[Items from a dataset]
---------------

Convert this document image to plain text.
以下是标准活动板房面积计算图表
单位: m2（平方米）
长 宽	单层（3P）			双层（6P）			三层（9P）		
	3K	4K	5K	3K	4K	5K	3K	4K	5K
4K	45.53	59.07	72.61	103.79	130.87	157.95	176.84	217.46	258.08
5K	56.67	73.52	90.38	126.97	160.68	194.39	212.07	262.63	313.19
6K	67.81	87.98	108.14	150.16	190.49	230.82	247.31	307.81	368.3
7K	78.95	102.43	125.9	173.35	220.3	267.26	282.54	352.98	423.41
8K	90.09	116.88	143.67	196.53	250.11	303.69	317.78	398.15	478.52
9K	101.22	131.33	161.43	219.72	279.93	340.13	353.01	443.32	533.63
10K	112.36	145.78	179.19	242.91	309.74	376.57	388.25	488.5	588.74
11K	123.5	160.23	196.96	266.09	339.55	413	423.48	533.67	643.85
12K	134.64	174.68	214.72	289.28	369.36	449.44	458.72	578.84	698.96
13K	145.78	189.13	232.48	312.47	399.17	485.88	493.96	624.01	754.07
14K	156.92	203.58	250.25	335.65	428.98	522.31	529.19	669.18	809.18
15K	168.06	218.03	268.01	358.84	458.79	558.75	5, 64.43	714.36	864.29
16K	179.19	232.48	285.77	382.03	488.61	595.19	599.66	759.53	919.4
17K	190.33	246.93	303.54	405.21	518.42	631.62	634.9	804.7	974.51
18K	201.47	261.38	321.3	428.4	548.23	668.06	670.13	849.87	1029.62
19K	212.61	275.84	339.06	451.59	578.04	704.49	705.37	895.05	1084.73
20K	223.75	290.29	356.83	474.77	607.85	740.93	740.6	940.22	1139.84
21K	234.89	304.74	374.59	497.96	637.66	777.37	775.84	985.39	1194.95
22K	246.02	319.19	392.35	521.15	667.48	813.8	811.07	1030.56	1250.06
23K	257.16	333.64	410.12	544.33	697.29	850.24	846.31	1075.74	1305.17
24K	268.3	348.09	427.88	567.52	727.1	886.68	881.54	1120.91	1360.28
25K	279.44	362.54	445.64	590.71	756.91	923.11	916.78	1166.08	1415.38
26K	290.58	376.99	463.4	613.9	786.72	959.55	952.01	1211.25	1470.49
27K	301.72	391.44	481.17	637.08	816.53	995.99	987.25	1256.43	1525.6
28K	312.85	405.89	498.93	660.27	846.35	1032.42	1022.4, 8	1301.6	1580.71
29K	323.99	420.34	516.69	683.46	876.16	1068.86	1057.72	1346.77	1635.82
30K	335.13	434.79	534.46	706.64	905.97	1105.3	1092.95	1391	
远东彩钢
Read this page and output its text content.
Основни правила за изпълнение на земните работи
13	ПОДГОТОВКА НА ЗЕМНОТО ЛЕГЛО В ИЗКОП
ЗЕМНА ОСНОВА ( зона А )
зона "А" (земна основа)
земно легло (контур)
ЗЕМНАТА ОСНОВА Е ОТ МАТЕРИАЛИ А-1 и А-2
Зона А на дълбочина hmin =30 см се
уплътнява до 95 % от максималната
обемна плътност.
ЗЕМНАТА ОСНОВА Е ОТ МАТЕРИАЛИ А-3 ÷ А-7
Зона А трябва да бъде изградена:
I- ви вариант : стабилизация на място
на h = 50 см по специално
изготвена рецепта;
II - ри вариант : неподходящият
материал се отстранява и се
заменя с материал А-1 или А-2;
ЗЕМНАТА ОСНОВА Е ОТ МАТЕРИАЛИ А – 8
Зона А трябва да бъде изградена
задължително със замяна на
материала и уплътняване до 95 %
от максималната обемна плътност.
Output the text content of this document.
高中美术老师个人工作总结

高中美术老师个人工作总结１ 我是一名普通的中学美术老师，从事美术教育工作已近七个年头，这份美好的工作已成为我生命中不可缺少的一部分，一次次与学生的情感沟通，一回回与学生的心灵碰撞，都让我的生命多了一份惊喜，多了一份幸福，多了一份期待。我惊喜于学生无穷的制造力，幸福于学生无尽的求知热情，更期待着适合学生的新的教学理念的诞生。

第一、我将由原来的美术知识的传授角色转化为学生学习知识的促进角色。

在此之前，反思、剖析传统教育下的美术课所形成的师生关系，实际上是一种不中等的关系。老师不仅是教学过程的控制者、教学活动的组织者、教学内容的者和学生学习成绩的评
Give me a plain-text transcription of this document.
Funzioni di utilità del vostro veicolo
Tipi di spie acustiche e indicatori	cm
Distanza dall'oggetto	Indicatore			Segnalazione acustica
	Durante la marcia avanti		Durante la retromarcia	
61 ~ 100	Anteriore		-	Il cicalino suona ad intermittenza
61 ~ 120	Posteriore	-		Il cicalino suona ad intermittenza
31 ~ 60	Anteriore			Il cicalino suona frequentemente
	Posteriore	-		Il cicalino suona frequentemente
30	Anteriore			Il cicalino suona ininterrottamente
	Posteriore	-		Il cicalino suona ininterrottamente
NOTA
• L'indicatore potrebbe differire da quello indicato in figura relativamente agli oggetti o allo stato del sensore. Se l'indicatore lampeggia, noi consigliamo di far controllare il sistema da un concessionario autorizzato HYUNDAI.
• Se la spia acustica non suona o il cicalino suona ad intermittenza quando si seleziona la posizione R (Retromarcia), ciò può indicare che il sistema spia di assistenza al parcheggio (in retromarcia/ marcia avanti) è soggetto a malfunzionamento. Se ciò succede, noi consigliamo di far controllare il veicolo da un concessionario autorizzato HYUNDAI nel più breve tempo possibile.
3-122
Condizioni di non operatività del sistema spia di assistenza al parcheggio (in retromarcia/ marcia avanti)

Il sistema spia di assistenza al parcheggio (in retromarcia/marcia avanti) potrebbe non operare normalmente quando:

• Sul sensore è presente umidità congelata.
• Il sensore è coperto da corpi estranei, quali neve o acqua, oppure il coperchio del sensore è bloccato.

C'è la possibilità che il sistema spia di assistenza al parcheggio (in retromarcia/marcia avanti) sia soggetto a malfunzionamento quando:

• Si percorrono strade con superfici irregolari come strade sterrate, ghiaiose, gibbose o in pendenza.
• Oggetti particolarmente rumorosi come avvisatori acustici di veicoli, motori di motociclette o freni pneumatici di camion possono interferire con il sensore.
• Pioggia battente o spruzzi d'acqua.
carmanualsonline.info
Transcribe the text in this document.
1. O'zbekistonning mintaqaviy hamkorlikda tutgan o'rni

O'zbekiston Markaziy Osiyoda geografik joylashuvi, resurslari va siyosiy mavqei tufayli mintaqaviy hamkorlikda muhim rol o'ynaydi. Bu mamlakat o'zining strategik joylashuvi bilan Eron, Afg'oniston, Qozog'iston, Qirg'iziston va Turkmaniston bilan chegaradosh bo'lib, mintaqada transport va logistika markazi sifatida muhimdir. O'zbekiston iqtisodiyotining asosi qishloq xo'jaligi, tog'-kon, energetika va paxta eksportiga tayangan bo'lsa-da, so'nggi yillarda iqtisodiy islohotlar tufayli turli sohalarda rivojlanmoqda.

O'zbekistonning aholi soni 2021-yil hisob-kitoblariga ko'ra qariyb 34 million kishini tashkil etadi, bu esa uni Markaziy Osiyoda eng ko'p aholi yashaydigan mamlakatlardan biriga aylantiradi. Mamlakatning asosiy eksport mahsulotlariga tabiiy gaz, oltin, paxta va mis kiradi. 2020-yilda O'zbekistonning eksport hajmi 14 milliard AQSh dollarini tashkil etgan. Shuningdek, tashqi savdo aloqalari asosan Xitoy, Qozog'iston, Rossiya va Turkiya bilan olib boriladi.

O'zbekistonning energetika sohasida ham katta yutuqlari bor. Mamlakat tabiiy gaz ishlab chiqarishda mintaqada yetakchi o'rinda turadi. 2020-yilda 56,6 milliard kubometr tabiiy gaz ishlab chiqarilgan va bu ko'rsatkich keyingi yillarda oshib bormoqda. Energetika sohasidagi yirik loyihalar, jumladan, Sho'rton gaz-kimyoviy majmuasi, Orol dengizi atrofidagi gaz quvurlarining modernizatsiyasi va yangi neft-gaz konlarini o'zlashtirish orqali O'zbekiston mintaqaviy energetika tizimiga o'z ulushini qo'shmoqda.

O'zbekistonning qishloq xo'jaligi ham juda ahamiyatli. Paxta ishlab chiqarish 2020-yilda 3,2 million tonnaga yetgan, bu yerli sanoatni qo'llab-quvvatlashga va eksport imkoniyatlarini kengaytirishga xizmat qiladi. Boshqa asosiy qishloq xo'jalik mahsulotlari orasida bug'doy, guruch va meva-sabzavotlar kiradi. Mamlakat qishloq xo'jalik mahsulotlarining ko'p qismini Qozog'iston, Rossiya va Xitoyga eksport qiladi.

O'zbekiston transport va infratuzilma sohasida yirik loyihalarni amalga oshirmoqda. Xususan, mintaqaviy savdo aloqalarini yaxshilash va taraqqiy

---------------

■ **WHAT TO WORK ON**
From the entries, report each line that includes the word "плътност".

■ **THE SOLUTION**
обемна плътност.
от максималната обемна плътност.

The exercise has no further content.